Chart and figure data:
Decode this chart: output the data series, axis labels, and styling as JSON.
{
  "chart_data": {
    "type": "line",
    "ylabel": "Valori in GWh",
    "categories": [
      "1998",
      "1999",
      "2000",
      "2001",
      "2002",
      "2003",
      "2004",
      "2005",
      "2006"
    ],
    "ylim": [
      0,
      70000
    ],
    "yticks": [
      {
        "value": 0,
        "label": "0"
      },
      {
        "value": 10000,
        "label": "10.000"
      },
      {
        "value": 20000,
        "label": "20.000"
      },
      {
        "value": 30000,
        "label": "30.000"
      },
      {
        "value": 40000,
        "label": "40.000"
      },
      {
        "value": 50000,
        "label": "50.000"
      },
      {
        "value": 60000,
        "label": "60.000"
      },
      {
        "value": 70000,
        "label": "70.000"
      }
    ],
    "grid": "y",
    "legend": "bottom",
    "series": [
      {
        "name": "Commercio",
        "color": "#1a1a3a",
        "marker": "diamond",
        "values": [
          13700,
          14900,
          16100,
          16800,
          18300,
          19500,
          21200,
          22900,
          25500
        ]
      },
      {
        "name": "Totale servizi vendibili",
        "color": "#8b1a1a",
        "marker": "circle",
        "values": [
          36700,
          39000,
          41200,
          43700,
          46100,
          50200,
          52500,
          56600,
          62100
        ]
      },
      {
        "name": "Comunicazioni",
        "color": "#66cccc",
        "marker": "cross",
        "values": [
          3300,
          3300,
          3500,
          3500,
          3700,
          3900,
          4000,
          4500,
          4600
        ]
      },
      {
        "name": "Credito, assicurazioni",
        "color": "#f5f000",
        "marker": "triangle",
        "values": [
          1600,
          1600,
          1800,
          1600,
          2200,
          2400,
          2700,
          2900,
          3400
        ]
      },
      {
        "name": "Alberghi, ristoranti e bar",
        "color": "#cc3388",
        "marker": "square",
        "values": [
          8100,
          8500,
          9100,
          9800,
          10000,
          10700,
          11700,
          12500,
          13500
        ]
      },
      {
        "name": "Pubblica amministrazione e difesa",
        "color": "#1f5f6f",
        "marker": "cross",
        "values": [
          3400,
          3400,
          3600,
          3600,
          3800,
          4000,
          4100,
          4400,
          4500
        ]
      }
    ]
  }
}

▸ Problem:
Give back the whole listing exactly as it reads.

▸ Solution to this task:
Decode this chart: output the data series, axis labels, and styling as JSON.
{
  "chart_data": {
    "type": "line",
    "ylabel": "Valori in GWh",
    "categories": [
      "1998",
      "1999",
      "2000",
      "2001",
      "2002",
      "2003",
      "2004",
      "2005",
      "2006"
    ],
    "ylim": [
      0,
      70000
    ],
    "yticks": [
      {
        "value": 0,
        "label": "0"
      },
      {
        "value": 10000,
        "label": "10.000"
      },
      {
        "value": 20000,
        "label": "20.000"
      },
      {
        "value": 30000,
        "label": "30.000"
      },
      {
        "value": 40000,
        "label": "40.000"
      },
      {
        "value": 50000,
        "label": "50.000"
      },
      {
        "value": 60000,
        "label": "60.000"
      },
      {
        "value": 70000,
        "label": "70.000"
      }
    ],
    "grid": "y",
    "legend": "bottom",
    "series": [
      {
        "name": "Commercio",
        "color": "#1a1a3a",
        "marker": "diamond",
        "values": [
          13700,
          14900,
          16100,
          16800,
          18300,
          19500,
          21200,
          22900,
          25500
        ]
      },
      {
        "name": "Totale servizi vendibili",
        "color": "#8b1a1a",
        "marker": "circle",
        "values": [
          36700,
          39000,
          41200,
          43700,
          46100,
          50200,
          52500,
          56600,
          62100
        ]
      },
      {
        "name": "Comunicazioni",
        "color": "#66cccc",
        "marker": "cross",
        "values": [
          3300,
          3300,
          3500,
          3500,
          3700,
          3900,
          4000,
          4500,
          4600
        ]
      },
      {
        "name": "Credito, assicurazioni",
        "color": "#f5f000",
        "marker": "triangle",
        "values": [
          1600,
          1600,
          1800,
          1600,
          2200,
          2400,
          2700,
          2900,
          3400
        ]
      },
      {
        "name": "Alberghi, ristoranti e bar",
        "color": "#cc3388",
        "marker": "square",
        "values": [
          8100,
          8500,
          9100,
          9800,
          10000,
          10700,
          11700,
          12500,
          13500
        ]
      },
      {
        "name": "Pubblica amministrazione e difesa",
        "color": "#1f5f6f",
        "marker": "cross",
        "values": [
          3400,
          3400,
          3600,
          3600,
          3800,
          4000,
          4100,
          4400,
          4500
        ]
      }
    ]
  }
}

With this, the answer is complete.